What you should do: Return each line holding the string "right".
--- Start Material shown ---
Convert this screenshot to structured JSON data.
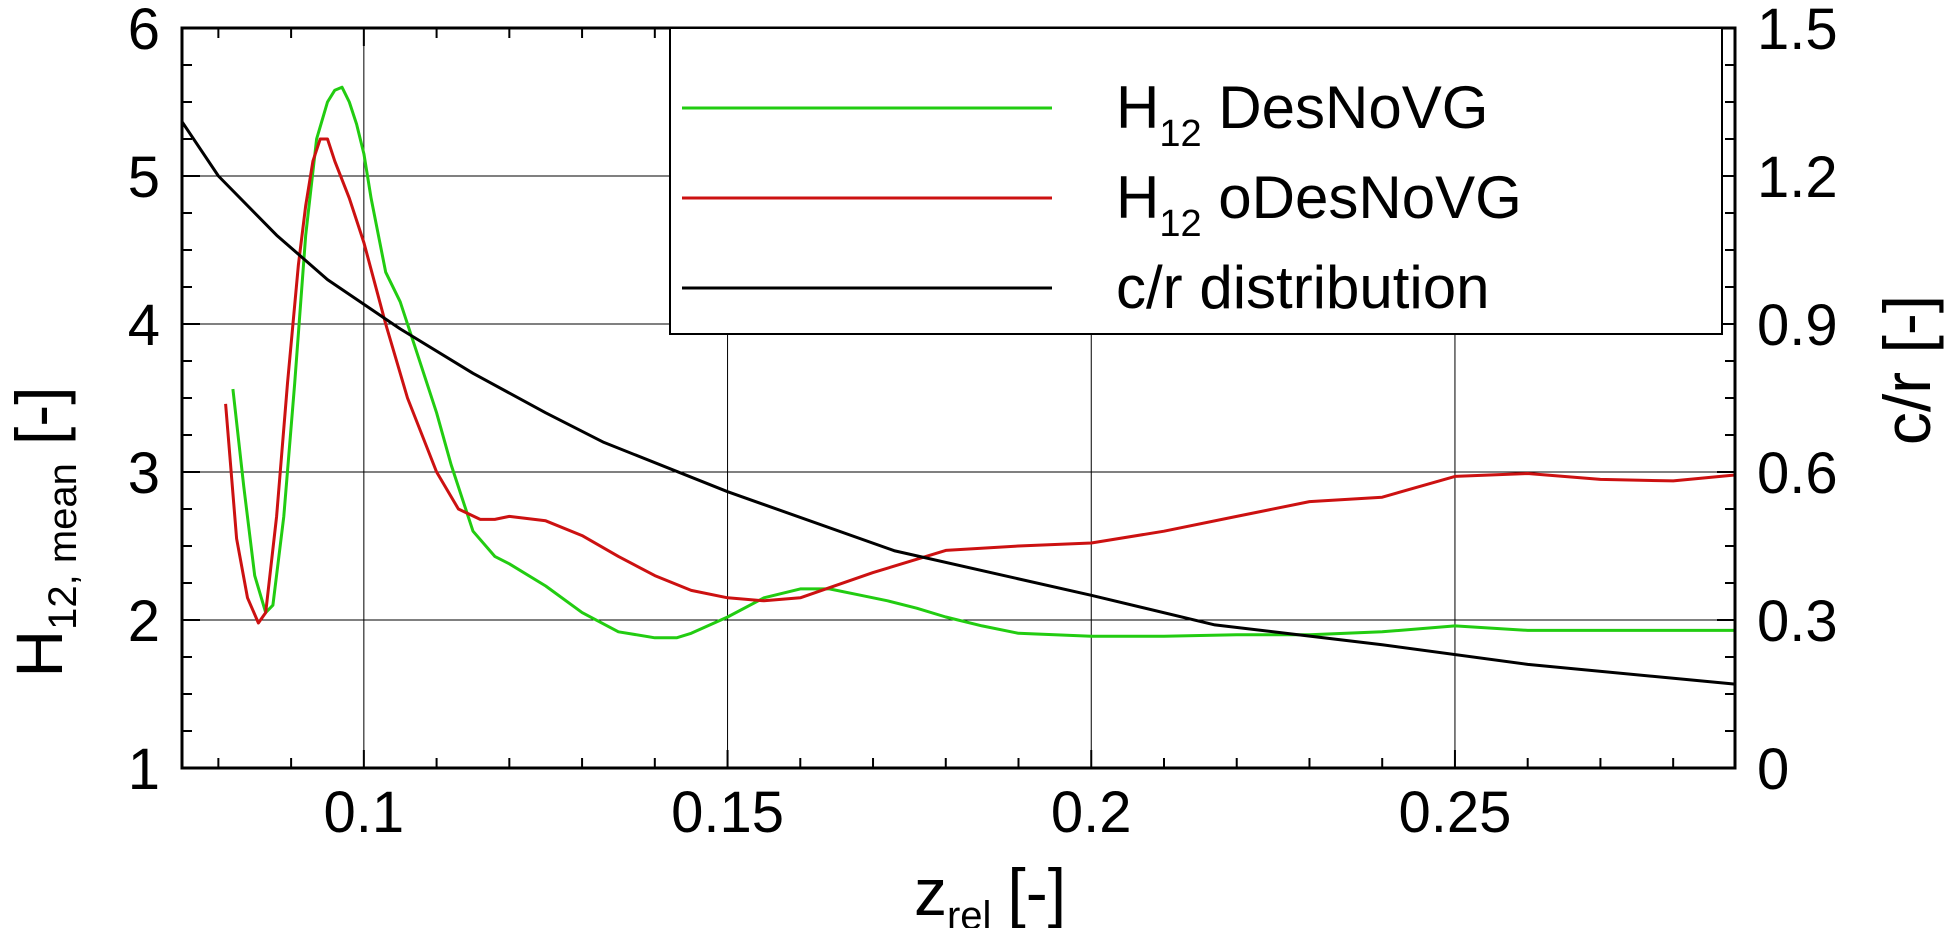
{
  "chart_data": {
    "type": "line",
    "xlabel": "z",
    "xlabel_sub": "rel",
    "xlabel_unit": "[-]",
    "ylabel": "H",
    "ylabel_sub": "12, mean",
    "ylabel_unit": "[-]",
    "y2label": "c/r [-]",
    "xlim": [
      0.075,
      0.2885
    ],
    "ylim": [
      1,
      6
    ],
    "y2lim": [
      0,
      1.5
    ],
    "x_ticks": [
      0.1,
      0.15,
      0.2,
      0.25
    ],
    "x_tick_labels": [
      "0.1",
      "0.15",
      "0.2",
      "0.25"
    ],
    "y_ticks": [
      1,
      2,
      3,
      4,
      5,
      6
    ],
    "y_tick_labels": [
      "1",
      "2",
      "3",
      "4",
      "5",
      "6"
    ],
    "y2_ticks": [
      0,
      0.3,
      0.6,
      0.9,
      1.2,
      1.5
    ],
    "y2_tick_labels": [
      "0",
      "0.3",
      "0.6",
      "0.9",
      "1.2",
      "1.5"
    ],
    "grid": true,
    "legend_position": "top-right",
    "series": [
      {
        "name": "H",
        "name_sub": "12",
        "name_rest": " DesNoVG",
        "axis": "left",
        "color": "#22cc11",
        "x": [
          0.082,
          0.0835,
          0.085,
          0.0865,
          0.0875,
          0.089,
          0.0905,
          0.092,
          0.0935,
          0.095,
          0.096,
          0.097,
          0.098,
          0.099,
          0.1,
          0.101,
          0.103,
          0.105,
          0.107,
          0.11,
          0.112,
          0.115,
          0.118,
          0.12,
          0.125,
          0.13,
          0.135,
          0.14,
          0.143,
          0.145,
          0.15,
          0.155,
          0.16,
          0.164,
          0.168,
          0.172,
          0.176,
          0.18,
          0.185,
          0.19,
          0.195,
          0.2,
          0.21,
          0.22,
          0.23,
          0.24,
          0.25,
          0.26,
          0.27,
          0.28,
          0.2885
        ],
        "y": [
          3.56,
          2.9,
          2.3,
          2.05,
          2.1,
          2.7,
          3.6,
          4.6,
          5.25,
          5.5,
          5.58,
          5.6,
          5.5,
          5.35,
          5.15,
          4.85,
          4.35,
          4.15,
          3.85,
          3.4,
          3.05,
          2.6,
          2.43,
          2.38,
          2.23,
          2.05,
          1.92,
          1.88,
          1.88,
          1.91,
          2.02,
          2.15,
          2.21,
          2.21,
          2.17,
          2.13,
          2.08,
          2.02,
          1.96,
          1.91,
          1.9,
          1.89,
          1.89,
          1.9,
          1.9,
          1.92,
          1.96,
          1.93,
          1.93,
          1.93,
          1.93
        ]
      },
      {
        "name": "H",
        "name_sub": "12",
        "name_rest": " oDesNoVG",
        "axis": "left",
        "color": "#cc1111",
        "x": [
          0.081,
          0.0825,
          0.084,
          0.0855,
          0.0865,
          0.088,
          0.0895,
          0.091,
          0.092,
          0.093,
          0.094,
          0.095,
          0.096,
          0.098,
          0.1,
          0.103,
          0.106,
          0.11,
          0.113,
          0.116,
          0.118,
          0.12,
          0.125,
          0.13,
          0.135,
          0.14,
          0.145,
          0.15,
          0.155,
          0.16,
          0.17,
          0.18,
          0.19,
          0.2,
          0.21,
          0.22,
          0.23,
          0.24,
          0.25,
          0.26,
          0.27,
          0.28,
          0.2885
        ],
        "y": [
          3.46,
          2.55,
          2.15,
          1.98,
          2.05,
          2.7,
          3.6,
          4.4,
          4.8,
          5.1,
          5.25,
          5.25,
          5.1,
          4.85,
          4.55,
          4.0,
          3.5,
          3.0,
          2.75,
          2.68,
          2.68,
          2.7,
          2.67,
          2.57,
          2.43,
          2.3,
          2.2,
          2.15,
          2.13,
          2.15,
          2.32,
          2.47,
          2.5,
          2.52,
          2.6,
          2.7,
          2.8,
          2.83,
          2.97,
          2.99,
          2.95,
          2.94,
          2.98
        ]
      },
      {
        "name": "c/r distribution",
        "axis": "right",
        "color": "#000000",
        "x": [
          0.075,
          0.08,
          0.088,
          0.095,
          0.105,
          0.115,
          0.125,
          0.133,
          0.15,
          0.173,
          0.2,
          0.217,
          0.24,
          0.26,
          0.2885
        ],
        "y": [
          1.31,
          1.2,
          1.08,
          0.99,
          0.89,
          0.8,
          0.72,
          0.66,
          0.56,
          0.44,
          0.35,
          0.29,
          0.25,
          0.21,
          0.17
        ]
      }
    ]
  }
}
--- End Material shown ---
--- Start Material shown ---
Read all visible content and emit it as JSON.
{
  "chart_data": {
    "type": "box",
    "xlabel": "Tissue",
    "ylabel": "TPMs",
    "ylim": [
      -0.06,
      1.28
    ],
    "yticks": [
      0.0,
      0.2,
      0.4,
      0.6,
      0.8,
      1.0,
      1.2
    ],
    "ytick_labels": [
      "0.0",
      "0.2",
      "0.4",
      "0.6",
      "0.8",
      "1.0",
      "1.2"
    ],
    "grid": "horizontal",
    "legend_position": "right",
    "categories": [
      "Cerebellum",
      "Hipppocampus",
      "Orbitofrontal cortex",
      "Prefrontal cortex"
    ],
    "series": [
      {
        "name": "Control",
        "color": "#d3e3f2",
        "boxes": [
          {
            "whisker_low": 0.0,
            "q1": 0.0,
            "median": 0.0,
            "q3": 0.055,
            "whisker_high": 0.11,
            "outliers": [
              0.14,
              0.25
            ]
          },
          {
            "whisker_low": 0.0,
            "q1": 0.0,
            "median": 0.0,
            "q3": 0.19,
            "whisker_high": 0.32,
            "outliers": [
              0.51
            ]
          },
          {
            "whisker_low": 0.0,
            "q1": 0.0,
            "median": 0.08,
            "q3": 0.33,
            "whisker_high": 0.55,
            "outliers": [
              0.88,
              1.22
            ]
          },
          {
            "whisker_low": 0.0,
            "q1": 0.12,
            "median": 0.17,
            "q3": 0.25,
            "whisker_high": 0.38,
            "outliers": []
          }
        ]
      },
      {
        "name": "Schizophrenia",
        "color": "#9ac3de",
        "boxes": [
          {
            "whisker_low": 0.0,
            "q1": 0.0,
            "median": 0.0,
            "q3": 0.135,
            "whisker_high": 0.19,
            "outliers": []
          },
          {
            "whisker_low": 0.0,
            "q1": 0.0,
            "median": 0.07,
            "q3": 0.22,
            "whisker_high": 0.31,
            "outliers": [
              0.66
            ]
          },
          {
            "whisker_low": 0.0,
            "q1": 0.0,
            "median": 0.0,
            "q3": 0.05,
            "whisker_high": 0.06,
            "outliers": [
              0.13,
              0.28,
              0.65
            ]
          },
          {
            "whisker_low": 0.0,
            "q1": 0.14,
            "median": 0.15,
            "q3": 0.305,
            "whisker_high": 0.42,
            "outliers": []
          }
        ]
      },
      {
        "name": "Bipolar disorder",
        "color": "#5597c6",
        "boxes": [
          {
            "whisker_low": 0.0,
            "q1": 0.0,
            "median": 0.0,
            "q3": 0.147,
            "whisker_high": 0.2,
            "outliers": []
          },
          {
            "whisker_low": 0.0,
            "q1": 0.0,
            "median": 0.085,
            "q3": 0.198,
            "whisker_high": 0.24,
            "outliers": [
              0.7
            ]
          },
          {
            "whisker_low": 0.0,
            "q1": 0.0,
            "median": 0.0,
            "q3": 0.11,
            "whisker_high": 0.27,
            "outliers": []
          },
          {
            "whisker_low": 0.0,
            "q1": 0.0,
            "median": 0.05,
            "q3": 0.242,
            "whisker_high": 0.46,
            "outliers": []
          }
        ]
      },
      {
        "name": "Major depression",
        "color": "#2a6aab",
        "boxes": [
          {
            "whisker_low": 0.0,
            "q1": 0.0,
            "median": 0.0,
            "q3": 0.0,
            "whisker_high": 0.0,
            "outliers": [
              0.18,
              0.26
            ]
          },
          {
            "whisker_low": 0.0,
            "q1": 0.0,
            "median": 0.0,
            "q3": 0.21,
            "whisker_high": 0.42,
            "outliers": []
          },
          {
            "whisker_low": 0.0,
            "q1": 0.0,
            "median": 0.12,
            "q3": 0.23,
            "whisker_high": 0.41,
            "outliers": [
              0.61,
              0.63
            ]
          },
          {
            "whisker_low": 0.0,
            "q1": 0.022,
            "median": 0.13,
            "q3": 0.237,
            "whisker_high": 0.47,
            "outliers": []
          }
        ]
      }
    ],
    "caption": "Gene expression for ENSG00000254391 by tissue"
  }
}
--- End Material shown ---
Reply:
    "legend_position": "top-right",
        "axis": "right",
    "legend_position": "right",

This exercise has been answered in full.